#### Instructions to follow:
Reproduce all the lines below exactly and omit the images.

***** Data entries *****

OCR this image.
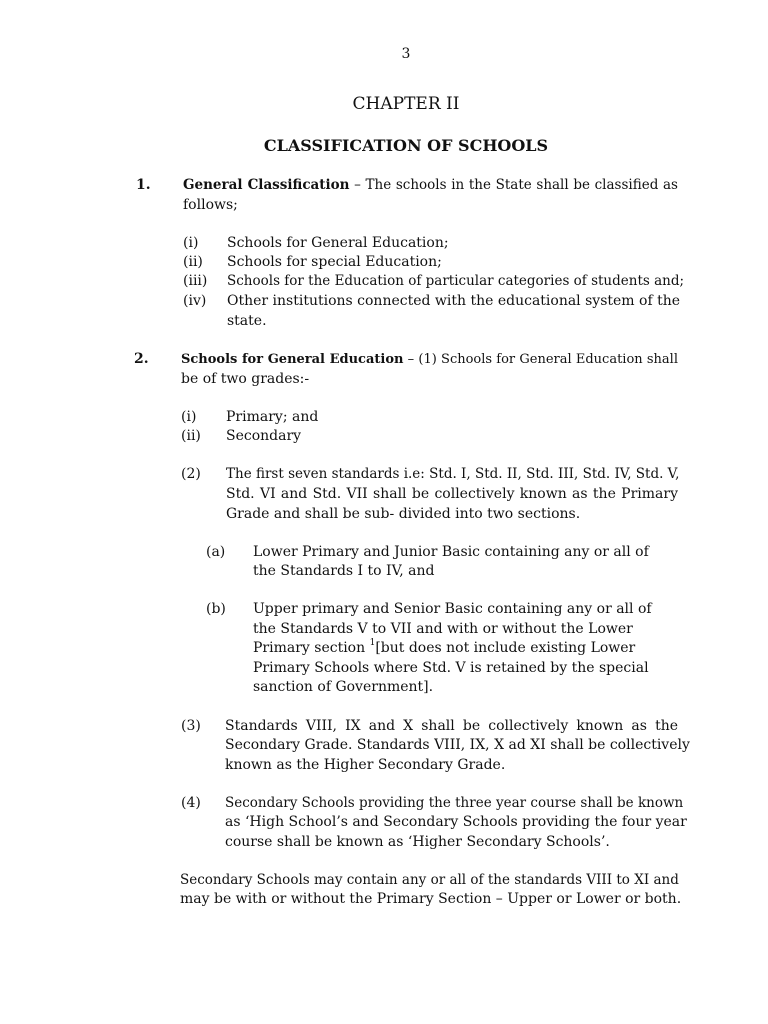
3
CHAPTER II
CLASSIFICATION OF SCHOOLS
1. General Classification – The schools in the State shall be classified as
follows;
(i) Schools for General Education;
(ii) Schools for special Education;
(iii) Schools for the Education of particular categories of students and;
(iv) Other institutions connected with the educational system of the
state.
2. Schools for General Education – (1) Schools for General Education shall
be of two grades:-
(i) Primary; and
(ii) Secondary
(2) The first seven standards i.e: Std. I, Std. II, Std. III, Std. IV, Std. V,
Std. VI and Std. VII shall be collectively known as the Primary
Grade and shall be sub- divided into two sections.
(a) Lower Primary and Junior Basic containing any or all of
the Standards I to IV, and
(b) Upper primary and Senior Basic containing any or all of
the Standards V to VII and with or without the Lower
Primary section $^1$[but does not include existing Lower
Primary Schools where Std. V is retained by the special
sanction of Government].
(3) Standards VIII, IX and X shall be collectively known as the
Secondary Grade. Standards VIII, IX, X ad XI shall be collectively
known as the Higher Secondary Grade.
(4) Secondary Schools providing the three year course shall be known
as ‘High School’s and Secondary Schools providing the four year
course shall be known as ‘Higher Secondary Schools’.
Secondary Schools may contain any or all of the standards VIII to XI and
may be with or without the Primary Section – Upper or Lower or both.
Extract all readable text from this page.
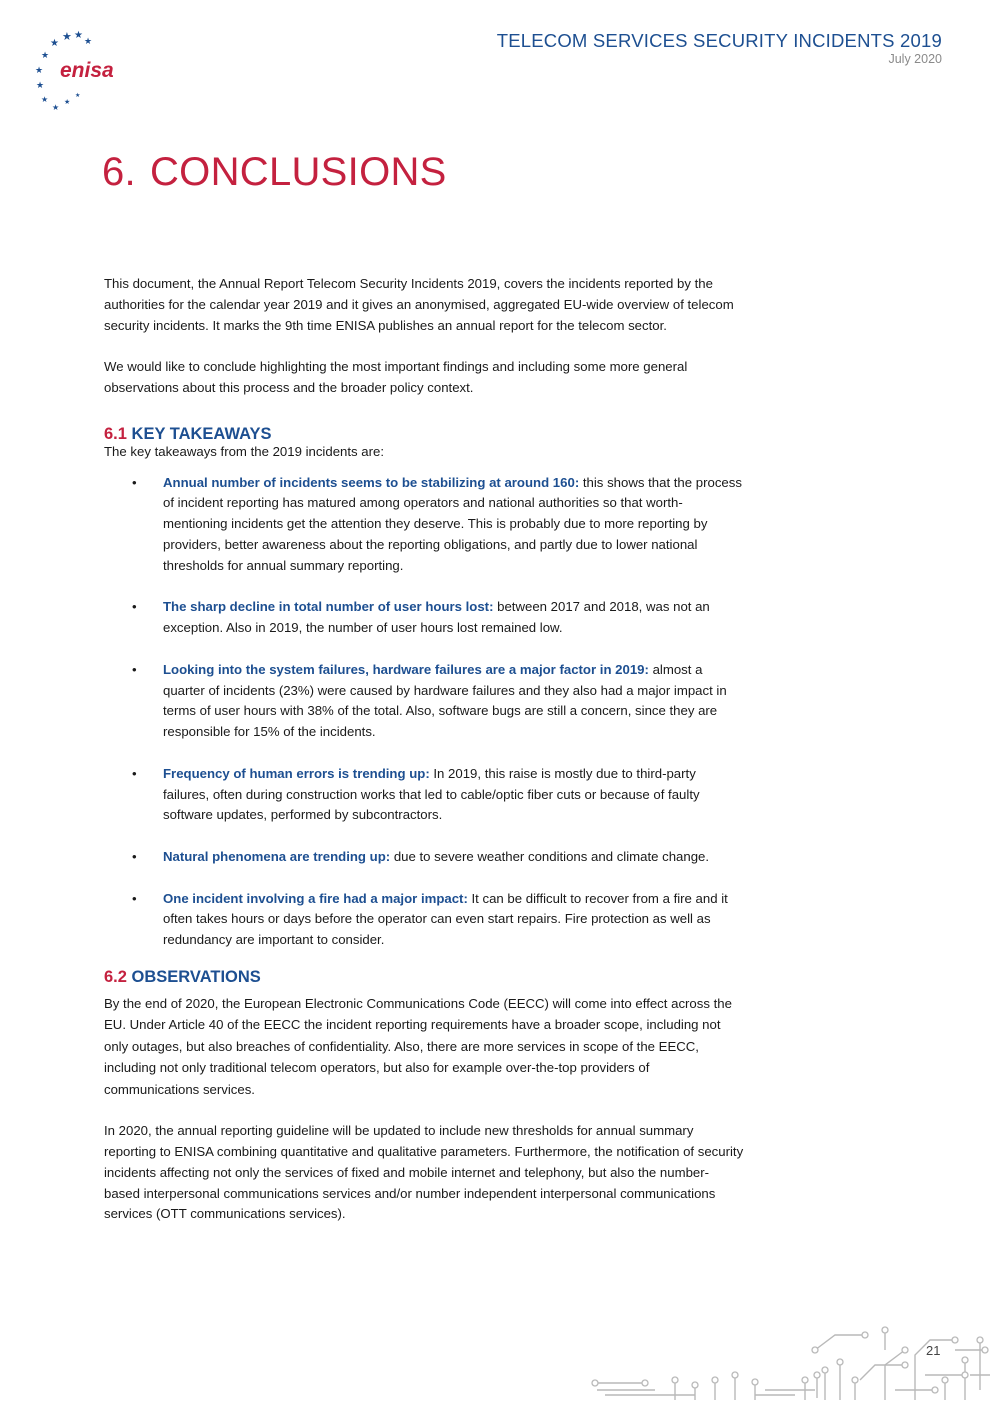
★ ★
★
★
★
★
★
★
★
★
★
enisa
TELECOM SERVICES SECURITY INCIDENTS 2019
July 2020
6. CONCLUSIONS

This document, the Annual Report Telecom Security Incidents 2019, covers the incidents reported by the authorities for the calendar year 2019 and it gives an anonymised, aggregated EU-wide overview of telecom security incidents. It marks the 9th time ENISA publishes an annual report for the telecom sector.

We would like to conclude highlighting the most important findings and including some more general observations about this process and the broader policy context.

6.1 KEY TAKEAWAYS

The key takeaways from the 2019 incidents are:

• Annual number of incidents seems to be stabilizing at around 160: this shows that the process of incident reporting has matured among operators and national authorities so that worth-mentioning incidents get the attention they deserve. This is probably due to more reporting by providers, better awareness about the reporting obligations, and partly due to lower national thresholds for annual summary reporting.
• The sharp decline in total number of user hours lost: between 2017 and 2018, was not an exception. Also in 2019, the number of user hours lost remained low.
• Looking into the system failures, hardware failures are a major factor in 2019: almost a quarter of incidents (23%) were caused by hardware failures and they also had a major impact in terms of user hours with 38% of the total. Also, software bugs are still a concern, since they are responsible for 15% of the incidents.
• Frequency of human errors is trending up: In 2019, this raise is mostly due to third-party failures, often during construction works that led to cable/optic fiber cuts or because of faulty software updates, performed by subcontractors.
• Natural phenomena are trending up: due to severe weather conditions and climate change.
• One incident involving a fire had a major impact: It can be difficult to recover from a fire and it often takes hours or days before the operator can even start repairs. Fire protection as well as redundancy are important to consider.
6.2 OBSERVATIONS

By the end of 2020, the European Electronic Communications Code (EECC) will come into effect across the EU. Under Article 40 of the EECC the incident reporting requirements have a broader scope, including not only outages, but also breaches of confidentiality. Also, there are more services in scope of the EECC, including not only traditional telecom operators, but also for example over-the-top providers of communications services.

In 2020, the annual reporting guideline will be updated to include new thresholds for annual summary reporting to ENISA combining quantitative and qualitative parameters. Furthermore, the notification of security incidents affecting not only the services of fixed and mobile internet and telephony, but also the number-based interpersonal communications services and/or number independent interpersonal communications services (OTT communications services).

21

*****

#### Solution:
OCR this image.
3
CHAPTER II
CLASSIFICATION OF SCHOOLS
1. General Classification – The schools in the State shall be classified as
follows;
(i) Schools for General Education;
(ii) Schools for special Education;
(iii) Schools for the Education of particular categories of students and;
(iv) Other institutions connected with the educational system of the
state.
2. Schools for General Education – (1) Schools for General Education shall
be of two grades:-
(i) Primary; and
(ii) Secondary
(2) The first seven standards i.e: Std. I, Std. II, Std. III, Std. IV, Std. V,
Std. VI and Std. VII shall be collectively known as the Primary
Grade and shall be sub- divided into two sections.
(a) Lower Primary and Junior Basic containing any or all of
the Standards I to IV, and
(b) Upper primary and Senior Basic containing any or all of
the Standards V to VII and with or without the Lower
Primary section $^1$[but does not include existing Lower
Primary Schools where Std. V is retained by the special
sanction of Government].
(3) Standards VIII, IX and X shall be collectively known as the
Secondary Grade. Standards VIII, IX, X ad XI shall be collectively
known as the Higher Secondary Grade.
(4) Secondary Schools providing the three year course shall be known
as ‘High School’s and Secondary Schools providing the four year
course shall be known as ‘Higher Secondary Schools’.
Secondary Schools may contain any or all of the standards VIII to XI and
may be with or without the Primary Section – Upper or Lower or both.
Extract all readable text from this page.
★ ★
★
★
★
★
★
★
★
★
★
enisa
TELECOM SERVICES SECURITY INCIDENTS 2019
July 2020
6. CONCLUSIONS

This document, the Annual Report Telecom Security Incidents 2019, covers the incidents reported by the authorities for the calendar year 2019 and it gives an anonymised, aggregated EU-wide overview of telecom security incidents. It marks the 9th time ENISA publishes an annual report for the telecom sector.

We would like to conclude highlighting the most important findings and including some more general observations about this process and the broader policy context.

6.1 KEY TAKEAWAYS

The key takeaways from the 2019 incidents are:

• Annual number of incidents seems to be stabilizing at around 160: this shows that the process of incident reporting has matured among operators and national authorities so that worth-mentioning incidents get the attention they deserve. This is probably due to more reporting by providers, better awareness about the reporting obligations, and partly due to lower national thresholds for annual summary reporting.
• The sharp decline in total number of user hours lost: between 2017 and 2018, was not an exception. Also in 2019, the number of user hours lost remained low.
• Looking into the system failures, hardware failures are a major factor in 2019: almost a quarter of incidents (23%) were caused by hardware failures and they also had a major impact in terms of user hours with 38% of the total. Also, software bugs are still a concern, since they are responsible for 15% of the incidents.
• Frequency of human errors is trending up: In 2019, this raise is mostly due to third-party failures, often during construction works that led to cable/optic fiber cuts or because of faulty software updates, performed by subcontractors.
• Natural phenomena are trending up: due to severe weather conditions and climate change.
• One incident involving a fire had a major impact: It can be difficult to recover from a fire and it often takes hours or days before the operator can even start repairs. Fire protection as well as redundancy are important to consider.
6.2 OBSERVATIONS

By the end of 2020, the European Electronic Communications Code (EECC) will come into effect across the EU. Under Article 40 of the EECC the incident reporting requirements have a broader scope, including not only outages, but also breaches of confidentiality. Also, there are more services in scope of the EECC, including not only traditional telecom operators, but also for example over-the-top providers of communications services.

In 2020, the annual reporting guideline will be updated to include new thresholds for annual summary reporting to ENISA combining quantitative and qualitative parameters. Furthermore, the notification of security incidents affecting not only the services of fixed and mobile internet and telephony, but also the number-based interpersonal communications services and/or number independent interpersonal communications services (OTT communications services).

21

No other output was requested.